OBJECTIVE -
Go through the material below and copy all lines with "date".

RECORDS SUPPLIED -
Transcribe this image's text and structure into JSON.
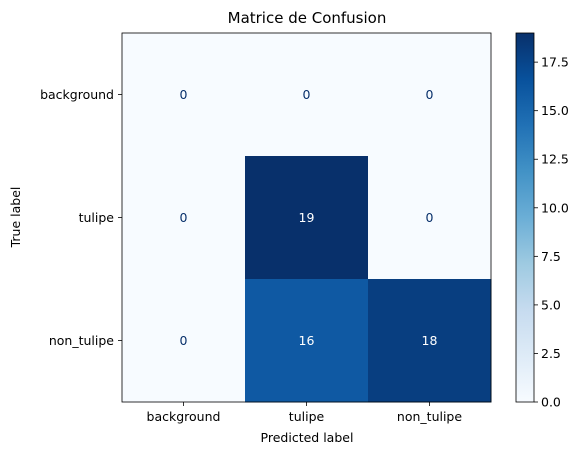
{
  "chart_data": {
    "type": "heatmap",
    "title": "Matrice de Confusion",
    "xlabel": "Predicted label",
    "ylabel": "True label",
    "x_categories": [
      "background",
      "tulipe",
      "non_tulipe"
    ],
    "y_categories": [
      "background",
      "tulipe",
      "non_tulipe"
    ],
    "values": [
      [
        0,
        0,
        0
      ],
      [
        0,
        19,
        0
      ],
      [
        0,
        16,
        18
      ]
    ],
    "colormap": "Blues",
    "colorbar": {
      "min": 0,
      "max": 19,
      "ticks": [
        0.0,
        2.5,
        5.0,
        7.5,
        10.0,
        12.5,
        15.0,
        17.5
      ]
    }
  }
}
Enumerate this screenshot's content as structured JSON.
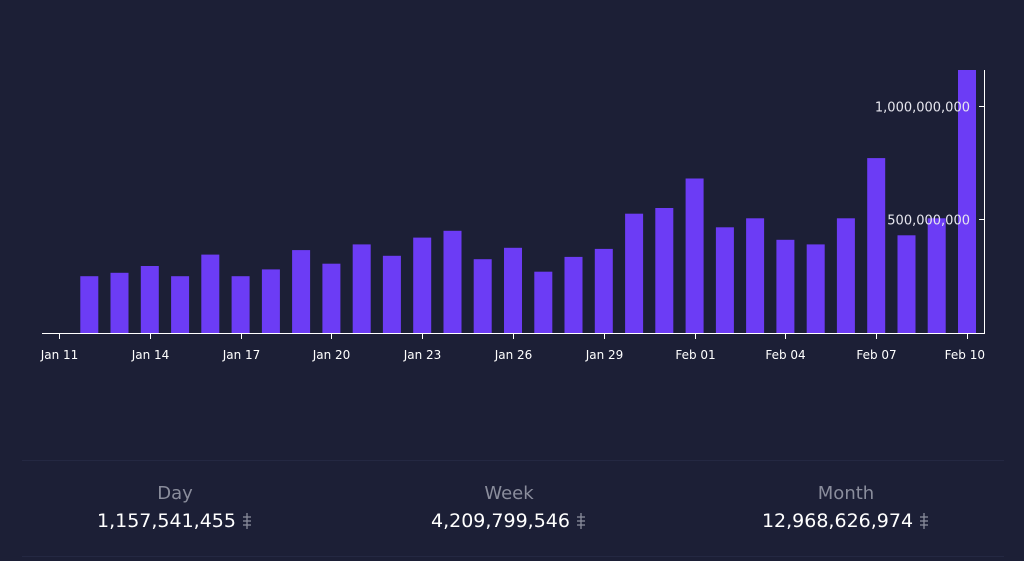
{
  "chart_data": {
    "type": "bar",
    "categories": [
      "Jan 11",
      "Jan 12",
      "Jan 13",
      "Jan 14",
      "Jan 15",
      "Jan 16",
      "Jan 17",
      "Jan 18",
      "Jan 19",
      "Jan 20",
      "Jan 21",
      "Jan 22",
      "Jan 23",
      "Jan 24",
      "Jan 25",
      "Jan 26",
      "Jan 27",
      "Jan 28",
      "Jan 29",
      "Jan 30",
      "Jan 31",
      "Feb 01",
      "Feb 02",
      "Feb 03",
      "Feb 04",
      "Feb 05",
      "Feb 06",
      "Feb 07",
      "Feb 08",
      "Feb 09",
      "Feb 10"
    ],
    "values": [
      0,
      250000000,
      265000000,
      295000000,
      250000000,
      345000000,
      250000000,
      280000000,
      365000000,
      305000000,
      390000000,
      340000000,
      420000000,
      450000000,
      325000000,
      375000000,
      270000000,
      335000000,
      370000000,
      525000000,
      550000000,
      680000000,
      465000000,
      505000000,
      410000000,
      390000000,
      505000000,
      770000000,
      430000000,
      505000000,
      1157541455
    ],
    "x_tick_labels": [
      "Jan 11",
      "Jan 14",
      "Jan 17",
      "Jan 20",
      "Jan 23",
      "Jan 26",
      "Jan 29",
      "Feb 01",
      "Feb 04",
      "Feb 07",
      "Feb 10"
    ],
    "y_tick_labels": [
      "500,000,000",
      "1,000,000,000"
    ],
    "y_ticks": [
      500000000,
      1000000000
    ],
    "ylim": [
      0,
      1157541455
    ],
    "bar_color": "#6c3cf5",
    "axis_color": "#ffffff",
    "grid": false,
    "title": "",
    "xlabel": "",
    "ylabel": ""
  },
  "stats": {
    "day": {
      "label": "Day",
      "value": "1,157,541,455"
    },
    "week": {
      "label": "Week",
      "value": "4,209,799,546"
    },
    "month": {
      "label": "Month",
      "value": "12,968,626,974"
    }
  },
  "icons": {
    "currency": "coin-icon"
  },
  "colors": {
    "background": "#1c1f36",
    "bar": "#6c3cf5",
    "stat_label": "#8a8d9c",
    "stat_value": "#ffffff"
  }
}
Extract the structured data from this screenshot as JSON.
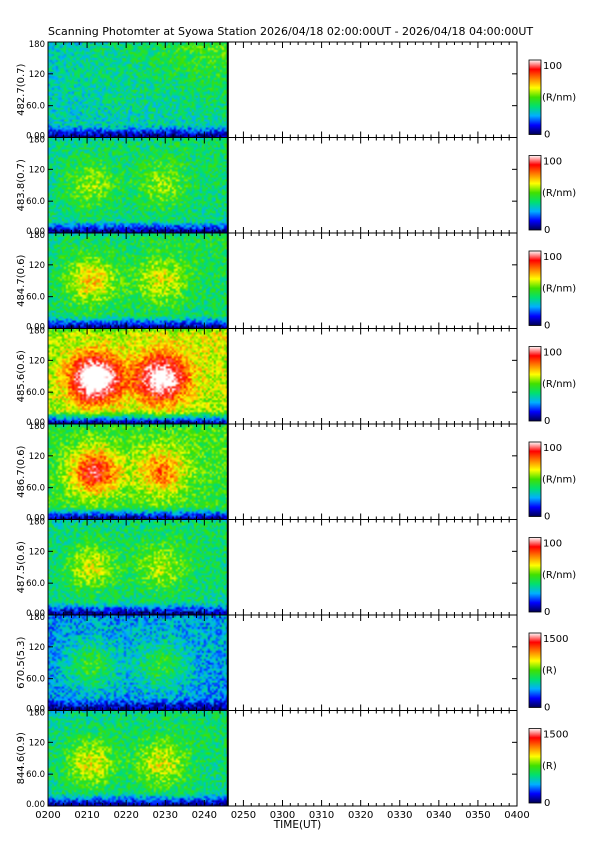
{
  "title": "Scanning Photomter at Syowa Station  2026/04/18 02:00:00UT - 2026/04/18 04:00:00UT",
  "chart_data": {
    "type": "heatmap",
    "xlabel": "TIME(UT)",
    "x_ticks": [
      "0200",
      "0210",
      "0220",
      "0230",
      "0240",
      "0250",
      "0300",
      "0310",
      "0320",
      "0330",
      "0340",
      "0350",
      "0400"
    ],
    "x_range": [
      "0200",
      "0400"
    ],
    "data_end": "0246",
    "y_ticks": [
      "0.00",
      "60.0",
      "120",
      "180"
    ],
    "y_range": [
      0,
      180
    ],
    "colormap": [
      "#000050",
      "#0000ff",
      "#00b0ff",
      "#00e070",
      "#40e000",
      "#ffff00",
      "#ff8000",
      "#ff0000",
      "#ffffff"
    ],
    "panels": [
      {
        "label": "482.7(0.7)",
        "unit": "(R/nm)",
        "cmax": "100",
        "cmin": "0",
        "blobs": [],
        "base": 0.32,
        "top_gain": 0.18
      },
      {
        "label": "483.8(0.7)",
        "unit": "(R/nm)",
        "cmax": "100",
        "cmin": "0",
        "blobs": [
          {
            "t": "0211",
            "a": 90,
            "amp": 0.18
          },
          {
            "t": "0229",
            "a": 90,
            "amp": 0.16
          }
        ],
        "base": 0.36,
        "top_gain": 0.05
      },
      {
        "label": "484.7(0.6)",
        "unit": "(R/nm)",
        "cmax": "100",
        "cmin": "0",
        "blobs": [
          {
            "t": "0211",
            "a": 90,
            "amp": 0.28
          },
          {
            "t": "0229",
            "a": 90,
            "amp": 0.22
          }
        ],
        "base": 0.38,
        "top_gain": 0.05
      },
      {
        "label": "485.6(0.6)",
        "unit": "(R/nm)",
        "cmax": "100",
        "cmin": "0",
        "blobs": [
          {
            "t": "0212",
            "a": 85,
            "amp": 0.62
          },
          {
            "t": "0229",
            "a": 85,
            "amp": 0.52
          }
        ],
        "base": 0.55,
        "top_gain": 0.08
      },
      {
        "label": "486.7(0.6)",
        "unit": "(R/nm)",
        "cmax": "100",
        "cmin": "0",
        "blobs": [
          {
            "t": "0212",
            "a": 90,
            "amp": 0.45
          },
          {
            "t": "0229",
            "a": 90,
            "amp": 0.32
          }
        ],
        "base": 0.44,
        "top_gain": 0.05
      },
      {
        "label": "487.5(0.6)",
        "unit": "(R/nm)",
        "cmax": "100",
        "cmin": "0",
        "blobs": [
          {
            "t": "0211",
            "a": 90,
            "amp": 0.24
          },
          {
            "t": "0229",
            "a": 90,
            "amp": 0.2
          }
        ],
        "base": 0.36,
        "top_gain": 0.05
      },
      {
        "label": "670.5(5.3)",
        "unit": "(R)",
        "cmax": "1500",
        "cmin": "0",
        "blobs": [
          {
            "t": "0211",
            "a": 85,
            "amp": 0.22
          },
          {
            "t": "0229",
            "a": 85,
            "amp": 0.2
          }
        ],
        "base": 0.24,
        "top_gain": 0.03
      },
      {
        "label": "844.6(0.9)",
        "unit": "(R)",
        "cmax": "1500",
        "cmin": "0",
        "blobs": [
          {
            "t": "0211",
            "a": 80,
            "amp": 0.26
          },
          {
            "t": "0229",
            "a": 80,
            "amp": 0.24
          }
        ],
        "base": 0.36,
        "top_gain": 0.05
      }
    ]
  }
}
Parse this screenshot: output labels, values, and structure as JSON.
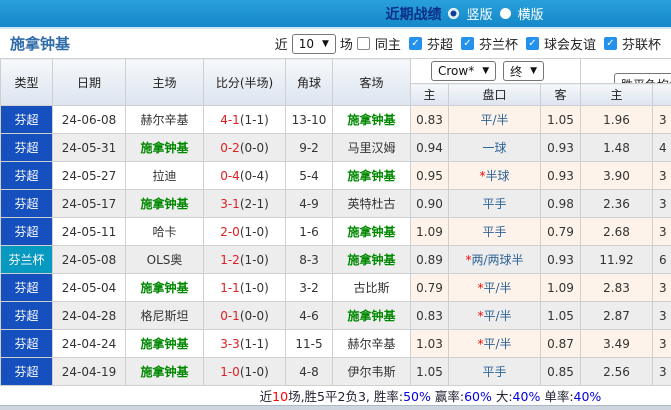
{
  "topbar": {
    "title": "近期战绩",
    "radio_selected_label": "竖版",
    "radio_unselected_label": "横版"
  },
  "filter": {
    "team": "施拿钟基",
    "near_label": "近",
    "count_value": "10",
    "count_suffix": "场",
    "same_home_label": "同主",
    "leagues": [
      "芬超",
      "芬兰杯",
      "球会友谊",
      "芬联杯"
    ]
  },
  "table": {
    "headers": {
      "type": "类型",
      "date": "日期",
      "home": "主场",
      "score": "比分(半场)",
      "corner": "角球",
      "away": "客场",
      "avg": "胜平负均值"
    },
    "dropdown_company": "Crow*",
    "dropdown_stage": "终",
    "sub_headers": {
      "home": "主",
      "pan": "盘口",
      "away": "客",
      "avg_home": "主"
    },
    "rows": [
      {
        "type": "芬超",
        "date": "24-06-08",
        "home": "赫尔辛基",
        "score": "4-1",
        "half": "(1-1)",
        "corner": "13-10",
        "away": "施拿钟基",
        "odds_home": "0.83",
        "pan_star": "",
        "pan": "平/半",
        "odds_away": "1.05",
        "avg_home": "1.96",
        "partial": "3"
      },
      {
        "type": "芬超",
        "date": "24-05-31",
        "home": "施拿钟基",
        "score": "0-2",
        "half": "(0-0)",
        "corner": "9-2",
        "away": "马里汉姆",
        "odds_home": "0.94",
        "pan_star": "",
        "pan": "一球",
        "odds_away": "0.93",
        "avg_home": "1.48",
        "partial": "4"
      },
      {
        "type": "芬超",
        "date": "24-05-27",
        "home": "拉迪",
        "score": "0-4",
        "half": "(0-4)",
        "corner": "5-4",
        "away": "施拿钟基",
        "odds_home": "0.95",
        "pan_star": "*",
        "pan": "半球",
        "odds_away": "0.93",
        "avg_home": "3.90",
        "partial": "3"
      },
      {
        "type": "芬超",
        "date": "24-05-17",
        "home": "施拿钟基",
        "score": "3-1",
        "half": "(2-1)",
        "corner": "4-9",
        "away": "英特杜古",
        "odds_home": "0.90",
        "pan_star": "",
        "pan": "平手",
        "odds_away": "0.98",
        "avg_home": "2.36",
        "partial": "3"
      },
      {
        "type": "芬超",
        "date": "24-05-11",
        "home": "哈卡",
        "score": "2-0",
        "half": "(1-0)",
        "corner": "1-6",
        "away": "施拿钟基",
        "odds_home": "1.09",
        "pan_star": "",
        "pan": "平手",
        "odds_away": "0.79",
        "avg_home": "2.68",
        "partial": "3"
      },
      {
        "type": "芬兰杯",
        "date": "24-05-08",
        "home": "OLS奥",
        "score": "1-2",
        "half": "(1-0)",
        "corner": "8-3",
        "away": "施拿钟基",
        "odds_home": "0.89",
        "pan_star": "*",
        "pan": "两/两球半",
        "odds_away": "0.93",
        "avg_home": "11.92",
        "partial": "6"
      },
      {
        "type": "芬超",
        "date": "24-05-04",
        "home": "施拿钟基",
        "score": "1-1",
        "half": "(1-0)",
        "corner": "3-2",
        "away": "古比斯",
        "odds_home": "0.79",
        "pan_star": "*",
        "pan": "平/半",
        "odds_away": "1.09",
        "avg_home": "2.83",
        "partial": "3"
      },
      {
        "type": "芬超",
        "date": "24-04-28",
        "home": "格尼斯坦",
        "score": "0-1",
        "half": "(0-0)",
        "corner": "4-6",
        "away": "施拿钟基",
        "odds_home": "0.83",
        "pan_star": "*",
        "pan": "平/半",
        "odds_away": "1.05",
        "avg_home": "2.87",
        "partial": "3"
      },
      {
        "type": "芬超",
        "date": "24-04-24",
        "home": "施拿钟基",
        "score": "3-3",
        "half": "(1-1)",
        "corner": "11-5",
        "away": "赫尔辛基",
        "odds_home": "1.03",
        "pan_star": "*",
        "pan": "平/半",
        "odds_away": "0.87",
        "avg_home": "3.49",
        "partial": "3"
      },
      {
        "type": "芬超",
        "date": "24-04-19",
        "home": "施拿钟基",
        "score": "1-0",
        "half": "(1-0)",
        "corner": "4-8",
        "away": "伊尔韦斯",
        "odds_home": "1.05",
        "pan_star": "",
        "pan": "平手",
        "odds_away": "0.85",
        "avg_home": "2.56",
        "partial": "3"
      }
    ]
  },
  "footer": {
    "segments": [
      {
        "text": "近",
        "color": "#222233"
      },
      {
        "text": "10",
        "color": "#ff0000"
      },
      {
        "text": "场,胜5平2负3, 胜率:",
        "color": "#222233"
      },
      {
        "text": "50%",
        "color": "#0000e0"
      },
      {
        "text": " 赢率:",
        "color": "#222233"
      },
      {
        "text": "60%",
        "color": "#0000e0"
      },
      {
        "text": " 大:",
        "color": "#222233"
      },
      {
        "text": "40%",
        "color": "#0000e0"
      },
      {
        "text": " 单率:",
        "color": "#222233"
      },
      {
        "text": "40%",
        "color": "#0000e0"
      }
    ]
  },
  "colors": {
    "league": {
      "芬超": "#164fbe",
      "芬兰杯": "#0899c1"
    },
    "self_team_green": "#008800",
    "score_red": "#e02020",
    "topbar_blue": "#1a93d2",
    "odds_peach": "#fdf3ea",
    "checked_blue": "#2492ec"
  }
}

WRITTEN RESPONSE -
      "date": "日期",
        "date": "24-06-08",
        "date": "24-05-31",
        "date": "24-05-27",
        "date": "24-05-17",
        "date": "24-05-11",
        "date": "24-05-08",
        "date": "24-05-04",
        "date": "24-04-28",
        "date": "24-04-24",
        "date": "24-04-19",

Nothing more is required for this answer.